EXERCISE
Look for the string "display" in every line, and copy each line that has it.

(Figure content listings)
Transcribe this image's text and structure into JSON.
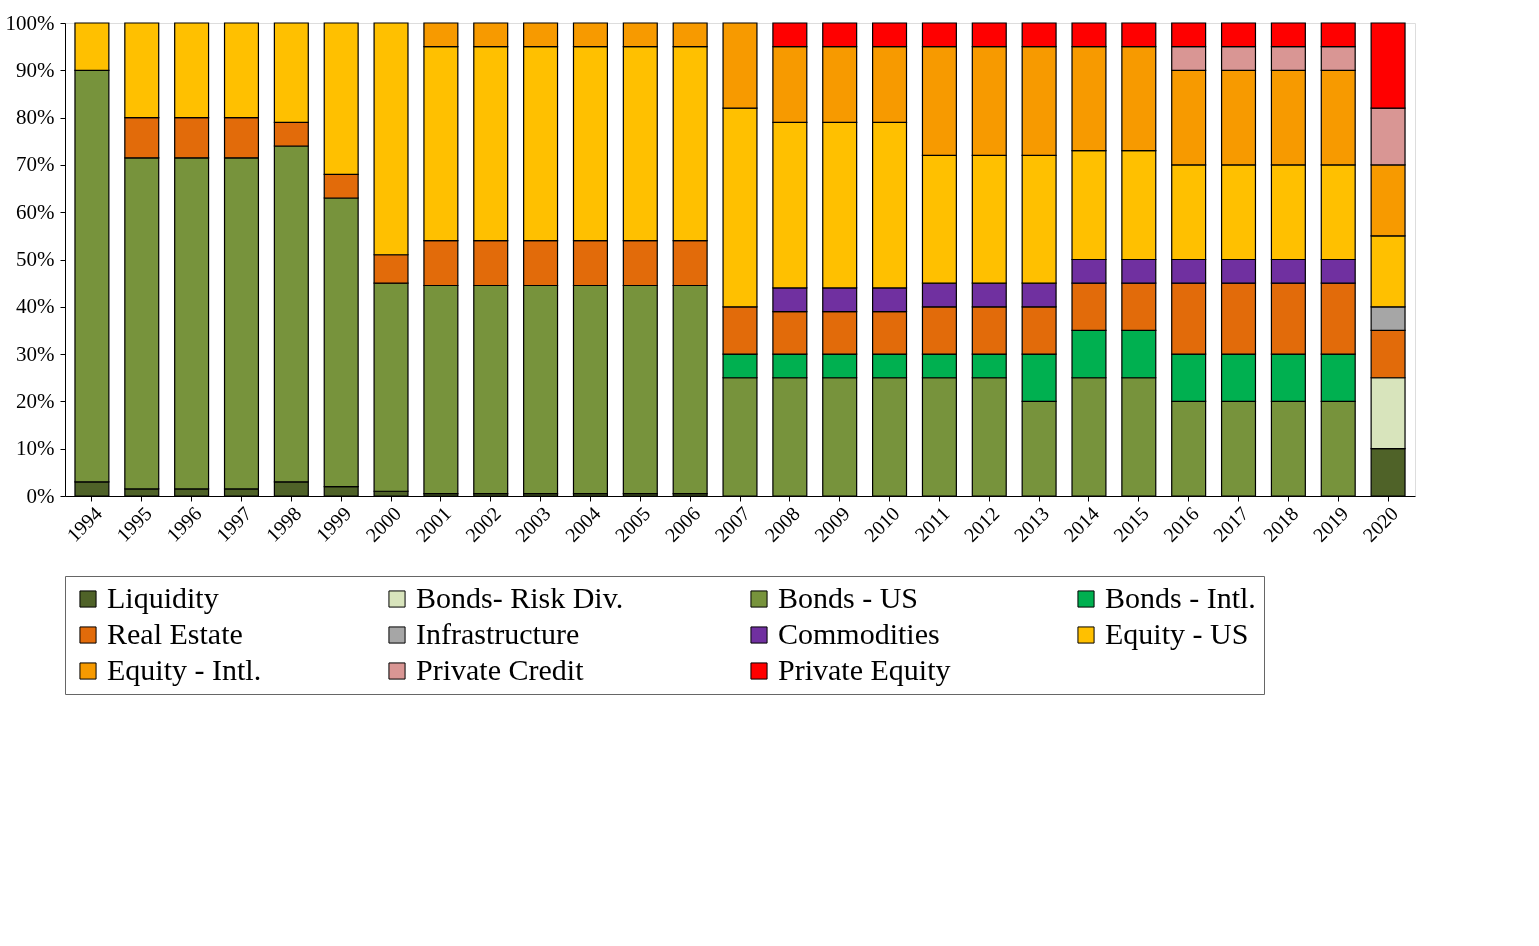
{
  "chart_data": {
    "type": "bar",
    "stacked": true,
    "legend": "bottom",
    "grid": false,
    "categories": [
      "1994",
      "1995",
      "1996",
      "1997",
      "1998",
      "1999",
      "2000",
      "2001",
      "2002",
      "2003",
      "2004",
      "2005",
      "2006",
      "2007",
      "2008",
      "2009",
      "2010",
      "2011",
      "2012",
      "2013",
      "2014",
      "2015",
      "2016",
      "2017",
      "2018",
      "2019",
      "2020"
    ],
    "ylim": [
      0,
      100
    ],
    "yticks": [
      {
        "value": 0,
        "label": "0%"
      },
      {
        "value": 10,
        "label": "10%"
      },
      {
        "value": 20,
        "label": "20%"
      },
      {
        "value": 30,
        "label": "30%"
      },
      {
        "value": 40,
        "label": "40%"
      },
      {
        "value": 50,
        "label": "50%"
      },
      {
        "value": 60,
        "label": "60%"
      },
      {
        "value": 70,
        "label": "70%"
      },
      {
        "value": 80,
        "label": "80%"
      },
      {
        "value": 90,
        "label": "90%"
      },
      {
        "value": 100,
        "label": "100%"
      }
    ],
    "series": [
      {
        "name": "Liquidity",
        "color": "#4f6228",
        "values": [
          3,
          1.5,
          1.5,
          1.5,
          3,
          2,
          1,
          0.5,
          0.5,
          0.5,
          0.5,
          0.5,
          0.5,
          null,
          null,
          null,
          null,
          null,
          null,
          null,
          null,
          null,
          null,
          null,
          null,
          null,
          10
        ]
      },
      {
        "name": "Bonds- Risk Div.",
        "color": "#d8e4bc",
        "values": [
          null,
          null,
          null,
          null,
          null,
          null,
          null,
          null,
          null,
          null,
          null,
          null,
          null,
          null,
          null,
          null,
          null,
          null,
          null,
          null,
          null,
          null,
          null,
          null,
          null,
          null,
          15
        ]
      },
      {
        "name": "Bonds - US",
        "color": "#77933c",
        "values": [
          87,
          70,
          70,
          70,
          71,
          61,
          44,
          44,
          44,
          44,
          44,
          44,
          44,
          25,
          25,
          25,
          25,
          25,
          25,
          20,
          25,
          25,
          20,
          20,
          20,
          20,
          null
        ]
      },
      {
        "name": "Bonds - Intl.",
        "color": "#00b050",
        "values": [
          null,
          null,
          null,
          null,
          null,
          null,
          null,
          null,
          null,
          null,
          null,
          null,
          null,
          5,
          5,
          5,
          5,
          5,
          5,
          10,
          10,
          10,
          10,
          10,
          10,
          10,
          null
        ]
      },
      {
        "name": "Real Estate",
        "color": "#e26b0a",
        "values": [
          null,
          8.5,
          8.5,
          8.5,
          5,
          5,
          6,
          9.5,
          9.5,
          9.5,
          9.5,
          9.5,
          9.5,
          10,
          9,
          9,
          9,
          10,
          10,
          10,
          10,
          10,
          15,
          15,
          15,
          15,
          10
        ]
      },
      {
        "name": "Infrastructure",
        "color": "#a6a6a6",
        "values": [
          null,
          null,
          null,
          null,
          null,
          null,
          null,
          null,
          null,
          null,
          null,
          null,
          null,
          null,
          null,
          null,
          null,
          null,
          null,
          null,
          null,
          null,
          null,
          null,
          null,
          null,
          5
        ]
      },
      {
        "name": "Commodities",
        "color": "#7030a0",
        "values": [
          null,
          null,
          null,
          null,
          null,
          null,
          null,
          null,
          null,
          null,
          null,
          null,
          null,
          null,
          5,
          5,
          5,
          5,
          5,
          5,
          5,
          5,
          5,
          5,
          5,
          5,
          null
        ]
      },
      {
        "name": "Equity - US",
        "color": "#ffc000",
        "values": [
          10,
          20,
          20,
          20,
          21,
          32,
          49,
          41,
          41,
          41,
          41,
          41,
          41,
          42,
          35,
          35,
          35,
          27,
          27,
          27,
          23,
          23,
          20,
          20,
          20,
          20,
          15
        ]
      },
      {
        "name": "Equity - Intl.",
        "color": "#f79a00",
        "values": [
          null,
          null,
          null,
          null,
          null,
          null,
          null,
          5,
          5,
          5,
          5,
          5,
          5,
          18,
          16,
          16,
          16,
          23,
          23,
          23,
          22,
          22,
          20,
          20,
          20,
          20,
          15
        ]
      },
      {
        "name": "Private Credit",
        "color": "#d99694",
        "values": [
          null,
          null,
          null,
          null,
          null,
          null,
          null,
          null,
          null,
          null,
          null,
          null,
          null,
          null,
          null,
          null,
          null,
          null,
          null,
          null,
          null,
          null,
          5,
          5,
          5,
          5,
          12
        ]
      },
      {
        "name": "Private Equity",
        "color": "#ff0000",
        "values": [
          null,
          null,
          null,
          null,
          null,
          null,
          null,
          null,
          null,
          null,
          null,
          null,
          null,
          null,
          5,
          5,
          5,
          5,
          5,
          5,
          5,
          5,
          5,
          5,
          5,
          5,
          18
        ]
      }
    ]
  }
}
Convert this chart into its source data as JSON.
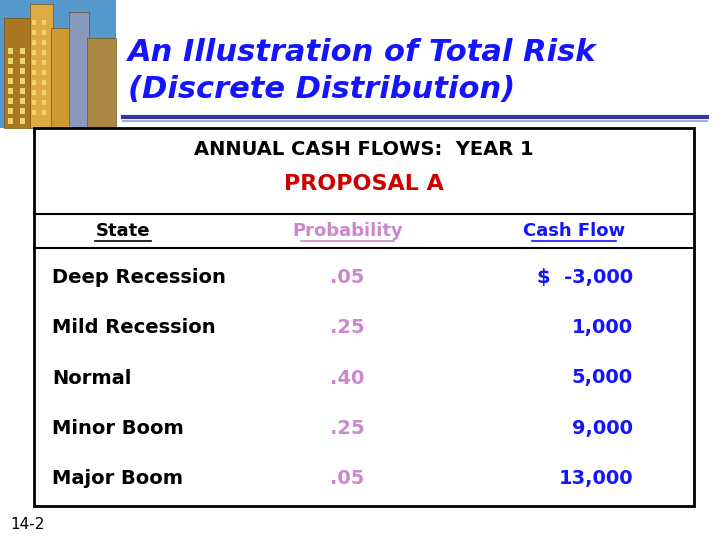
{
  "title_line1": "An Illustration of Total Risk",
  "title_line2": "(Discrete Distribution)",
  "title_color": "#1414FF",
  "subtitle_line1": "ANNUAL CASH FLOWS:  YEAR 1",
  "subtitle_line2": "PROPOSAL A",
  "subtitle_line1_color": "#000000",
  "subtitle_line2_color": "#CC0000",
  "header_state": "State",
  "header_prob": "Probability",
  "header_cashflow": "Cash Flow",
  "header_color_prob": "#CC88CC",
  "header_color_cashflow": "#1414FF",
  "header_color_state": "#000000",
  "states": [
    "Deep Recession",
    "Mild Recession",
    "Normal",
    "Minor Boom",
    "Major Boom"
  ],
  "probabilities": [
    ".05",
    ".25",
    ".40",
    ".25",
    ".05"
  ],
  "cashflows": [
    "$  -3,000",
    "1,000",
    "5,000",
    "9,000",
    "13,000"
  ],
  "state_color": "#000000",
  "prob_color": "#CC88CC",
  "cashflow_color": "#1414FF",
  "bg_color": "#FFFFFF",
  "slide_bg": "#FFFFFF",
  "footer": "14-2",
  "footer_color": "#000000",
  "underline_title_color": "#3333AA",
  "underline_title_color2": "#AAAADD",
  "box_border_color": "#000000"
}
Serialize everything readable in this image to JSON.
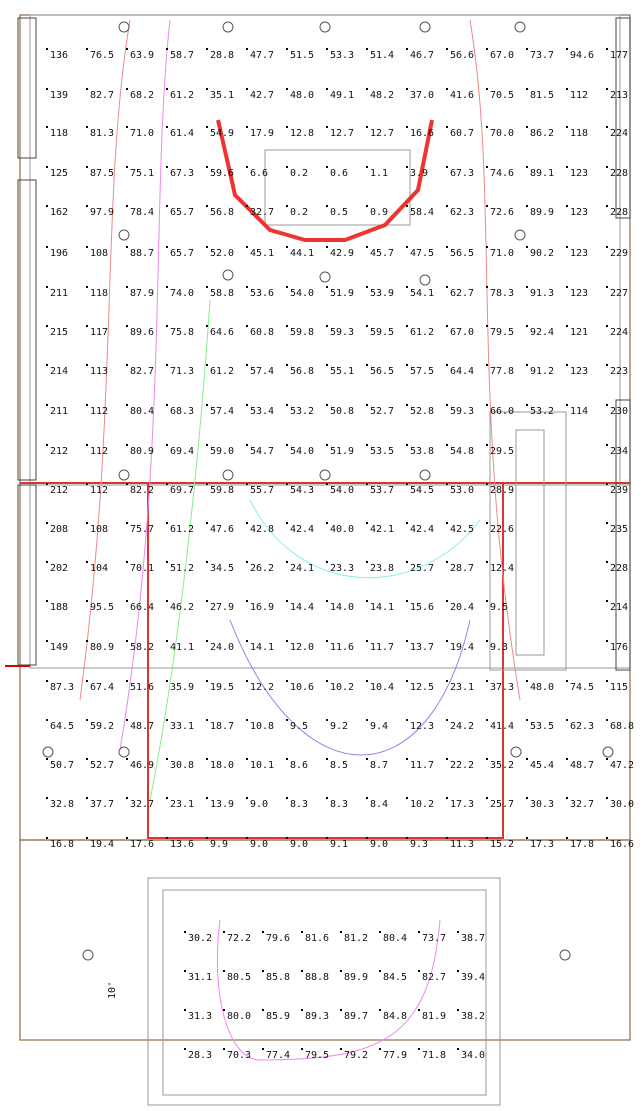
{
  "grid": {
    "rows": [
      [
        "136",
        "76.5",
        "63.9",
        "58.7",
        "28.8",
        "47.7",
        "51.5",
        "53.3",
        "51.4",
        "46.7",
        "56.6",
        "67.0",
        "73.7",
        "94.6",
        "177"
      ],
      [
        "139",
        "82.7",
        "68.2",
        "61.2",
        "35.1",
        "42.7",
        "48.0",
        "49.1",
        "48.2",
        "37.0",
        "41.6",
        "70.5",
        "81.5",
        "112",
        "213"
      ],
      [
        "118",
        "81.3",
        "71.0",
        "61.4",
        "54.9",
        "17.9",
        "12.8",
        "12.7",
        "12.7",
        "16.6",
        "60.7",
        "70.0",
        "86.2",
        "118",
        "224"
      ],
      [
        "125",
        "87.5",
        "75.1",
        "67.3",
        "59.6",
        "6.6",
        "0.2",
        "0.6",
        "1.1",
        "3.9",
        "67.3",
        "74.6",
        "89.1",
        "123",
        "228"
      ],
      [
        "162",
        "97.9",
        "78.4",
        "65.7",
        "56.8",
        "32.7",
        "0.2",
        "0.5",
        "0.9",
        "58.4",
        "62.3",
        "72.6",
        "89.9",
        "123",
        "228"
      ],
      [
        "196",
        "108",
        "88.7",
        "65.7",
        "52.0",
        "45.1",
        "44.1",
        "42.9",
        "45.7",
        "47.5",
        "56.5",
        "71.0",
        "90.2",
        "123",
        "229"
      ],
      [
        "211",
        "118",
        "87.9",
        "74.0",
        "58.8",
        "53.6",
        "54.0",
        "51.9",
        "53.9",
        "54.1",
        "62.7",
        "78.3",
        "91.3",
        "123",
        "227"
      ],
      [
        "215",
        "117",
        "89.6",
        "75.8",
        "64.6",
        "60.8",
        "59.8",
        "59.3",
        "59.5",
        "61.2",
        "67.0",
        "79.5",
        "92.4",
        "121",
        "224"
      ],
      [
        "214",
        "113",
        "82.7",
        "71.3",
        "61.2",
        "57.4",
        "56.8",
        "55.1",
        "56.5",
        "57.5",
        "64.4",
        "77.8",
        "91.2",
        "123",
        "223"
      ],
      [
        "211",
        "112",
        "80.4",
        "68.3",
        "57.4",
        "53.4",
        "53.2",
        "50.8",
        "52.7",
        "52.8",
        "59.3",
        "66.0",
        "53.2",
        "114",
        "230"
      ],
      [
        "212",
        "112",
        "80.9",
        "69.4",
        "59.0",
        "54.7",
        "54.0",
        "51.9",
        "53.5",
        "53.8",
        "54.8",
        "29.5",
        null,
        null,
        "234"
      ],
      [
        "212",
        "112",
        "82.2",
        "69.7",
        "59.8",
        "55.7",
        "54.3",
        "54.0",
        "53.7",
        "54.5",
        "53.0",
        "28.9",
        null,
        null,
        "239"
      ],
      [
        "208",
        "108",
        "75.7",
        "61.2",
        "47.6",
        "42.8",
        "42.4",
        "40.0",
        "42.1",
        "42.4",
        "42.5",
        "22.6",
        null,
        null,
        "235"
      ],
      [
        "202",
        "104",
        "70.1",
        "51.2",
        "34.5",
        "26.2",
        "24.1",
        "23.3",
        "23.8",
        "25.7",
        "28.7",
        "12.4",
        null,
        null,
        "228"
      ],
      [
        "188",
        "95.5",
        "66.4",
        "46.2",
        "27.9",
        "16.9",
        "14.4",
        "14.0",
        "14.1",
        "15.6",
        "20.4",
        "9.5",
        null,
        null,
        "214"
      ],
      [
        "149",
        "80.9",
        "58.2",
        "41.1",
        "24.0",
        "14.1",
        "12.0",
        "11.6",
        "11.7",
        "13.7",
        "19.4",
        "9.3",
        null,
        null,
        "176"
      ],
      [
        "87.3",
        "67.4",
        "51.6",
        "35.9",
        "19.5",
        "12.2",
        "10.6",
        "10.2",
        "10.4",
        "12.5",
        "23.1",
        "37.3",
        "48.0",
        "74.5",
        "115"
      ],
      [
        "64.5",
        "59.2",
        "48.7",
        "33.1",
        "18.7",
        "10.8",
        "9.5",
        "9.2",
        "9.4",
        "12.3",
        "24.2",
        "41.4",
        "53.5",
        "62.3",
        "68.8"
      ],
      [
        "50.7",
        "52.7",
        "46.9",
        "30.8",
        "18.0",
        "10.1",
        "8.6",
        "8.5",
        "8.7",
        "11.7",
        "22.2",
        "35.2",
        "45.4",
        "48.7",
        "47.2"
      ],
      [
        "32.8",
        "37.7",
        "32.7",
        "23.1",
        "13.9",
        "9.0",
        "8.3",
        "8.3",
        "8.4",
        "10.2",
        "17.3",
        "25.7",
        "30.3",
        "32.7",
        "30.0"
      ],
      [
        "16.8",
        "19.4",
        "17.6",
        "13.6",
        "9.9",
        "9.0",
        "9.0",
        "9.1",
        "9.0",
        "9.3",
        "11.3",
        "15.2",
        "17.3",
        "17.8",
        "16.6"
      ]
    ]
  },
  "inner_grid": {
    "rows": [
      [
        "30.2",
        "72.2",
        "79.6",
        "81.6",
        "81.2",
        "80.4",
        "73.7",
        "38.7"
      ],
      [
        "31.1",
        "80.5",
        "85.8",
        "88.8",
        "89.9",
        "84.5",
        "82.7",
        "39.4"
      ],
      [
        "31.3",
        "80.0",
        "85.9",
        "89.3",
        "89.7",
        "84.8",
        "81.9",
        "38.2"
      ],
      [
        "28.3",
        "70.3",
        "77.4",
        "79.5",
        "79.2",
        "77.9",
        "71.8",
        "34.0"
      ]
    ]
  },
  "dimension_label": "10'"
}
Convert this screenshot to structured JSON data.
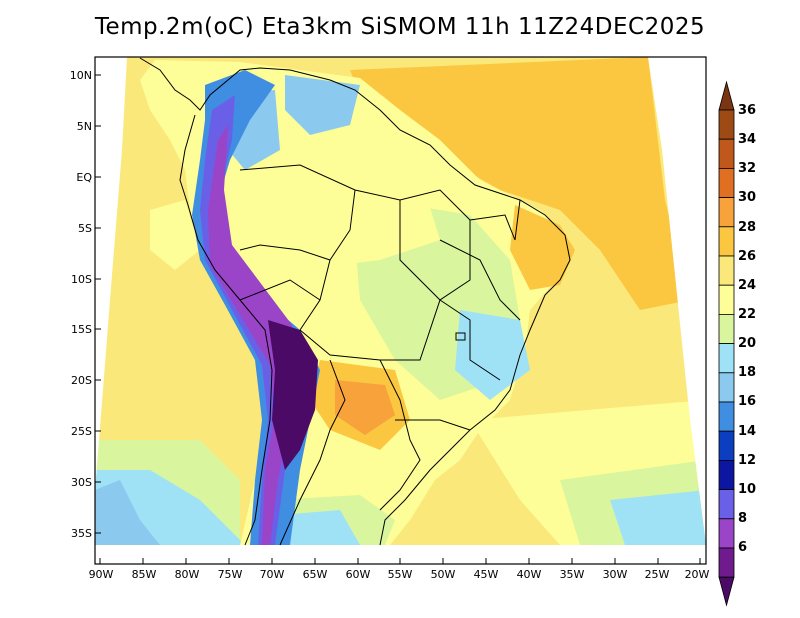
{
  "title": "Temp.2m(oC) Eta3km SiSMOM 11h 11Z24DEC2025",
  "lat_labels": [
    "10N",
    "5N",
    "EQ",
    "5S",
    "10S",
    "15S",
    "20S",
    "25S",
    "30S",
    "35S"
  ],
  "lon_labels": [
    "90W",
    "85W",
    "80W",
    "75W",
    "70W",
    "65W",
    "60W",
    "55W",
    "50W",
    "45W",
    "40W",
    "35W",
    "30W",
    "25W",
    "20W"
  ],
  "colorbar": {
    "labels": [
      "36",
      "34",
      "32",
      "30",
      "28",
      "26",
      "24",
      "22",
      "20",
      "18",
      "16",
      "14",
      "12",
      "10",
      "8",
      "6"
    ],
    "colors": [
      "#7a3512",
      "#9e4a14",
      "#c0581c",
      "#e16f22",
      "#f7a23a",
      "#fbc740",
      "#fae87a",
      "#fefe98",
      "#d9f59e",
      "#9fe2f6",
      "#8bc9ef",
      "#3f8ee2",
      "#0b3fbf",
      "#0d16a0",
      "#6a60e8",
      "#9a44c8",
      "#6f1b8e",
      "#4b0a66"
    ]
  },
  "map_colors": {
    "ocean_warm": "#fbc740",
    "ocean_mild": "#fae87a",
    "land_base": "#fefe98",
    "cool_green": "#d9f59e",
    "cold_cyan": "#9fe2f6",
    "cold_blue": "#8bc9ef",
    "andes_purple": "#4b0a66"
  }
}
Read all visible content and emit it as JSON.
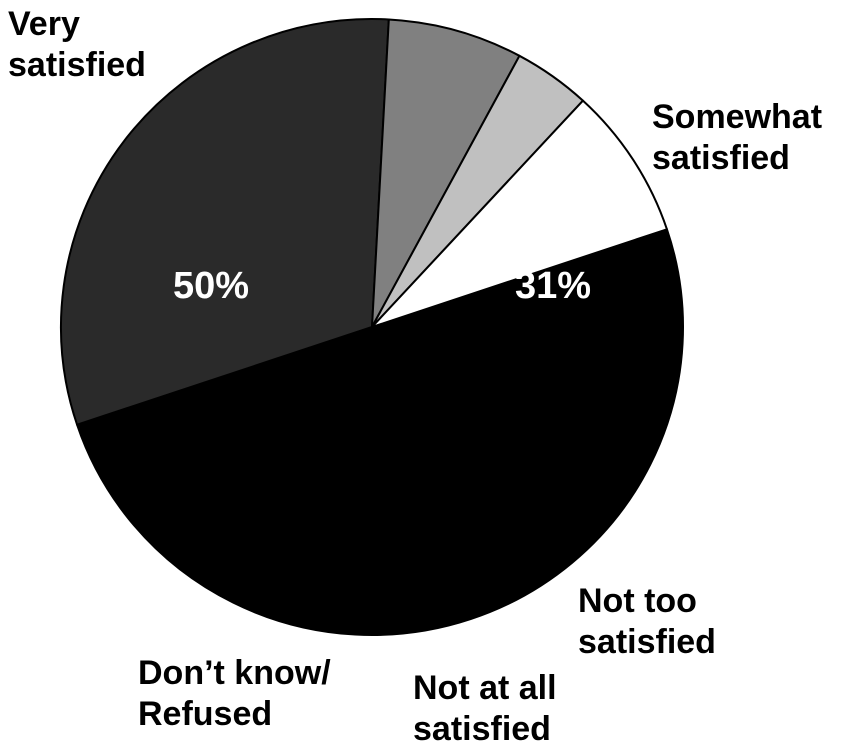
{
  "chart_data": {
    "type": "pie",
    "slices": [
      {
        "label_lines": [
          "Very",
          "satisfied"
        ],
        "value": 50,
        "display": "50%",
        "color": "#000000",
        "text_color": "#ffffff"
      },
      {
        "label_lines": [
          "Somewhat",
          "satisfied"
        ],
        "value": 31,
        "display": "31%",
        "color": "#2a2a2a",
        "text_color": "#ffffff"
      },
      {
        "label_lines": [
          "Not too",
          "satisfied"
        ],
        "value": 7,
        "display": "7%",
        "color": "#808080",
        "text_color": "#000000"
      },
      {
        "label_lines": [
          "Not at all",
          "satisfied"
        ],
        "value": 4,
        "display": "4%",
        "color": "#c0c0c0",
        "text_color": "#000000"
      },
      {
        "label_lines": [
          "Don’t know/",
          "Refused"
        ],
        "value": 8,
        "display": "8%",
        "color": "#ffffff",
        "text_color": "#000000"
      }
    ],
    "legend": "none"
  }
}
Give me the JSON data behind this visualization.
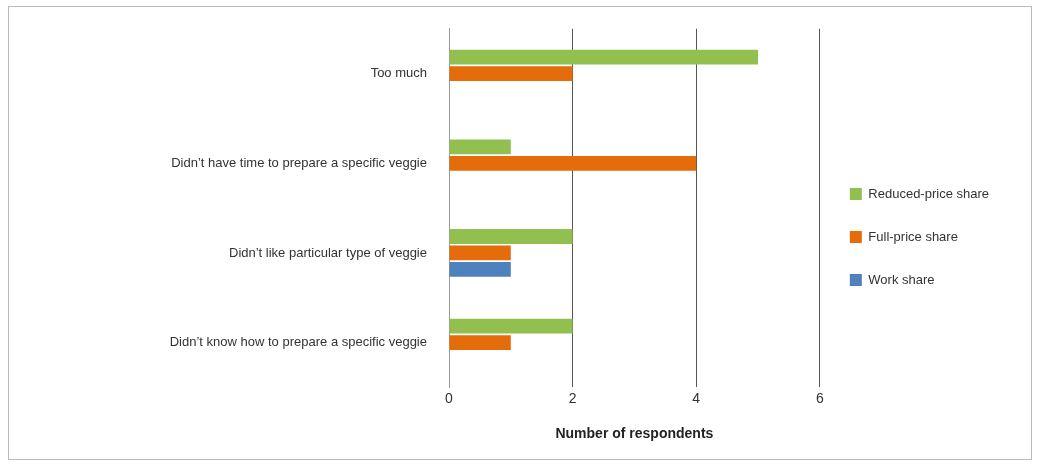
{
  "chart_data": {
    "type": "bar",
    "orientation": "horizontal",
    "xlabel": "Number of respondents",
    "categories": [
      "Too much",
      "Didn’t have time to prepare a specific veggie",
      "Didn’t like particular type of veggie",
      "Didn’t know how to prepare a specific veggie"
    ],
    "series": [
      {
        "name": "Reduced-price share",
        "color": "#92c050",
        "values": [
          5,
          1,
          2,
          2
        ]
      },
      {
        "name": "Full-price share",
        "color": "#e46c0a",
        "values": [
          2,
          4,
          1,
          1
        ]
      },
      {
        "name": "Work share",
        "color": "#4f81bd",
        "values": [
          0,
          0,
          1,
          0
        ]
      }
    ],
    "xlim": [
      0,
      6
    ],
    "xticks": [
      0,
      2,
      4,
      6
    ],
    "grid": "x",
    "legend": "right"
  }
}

TASK ANSWER
        "display": "50%",
        "display": "31%",
        "display": "7%",
        "display": "4%",
        "display": "8%",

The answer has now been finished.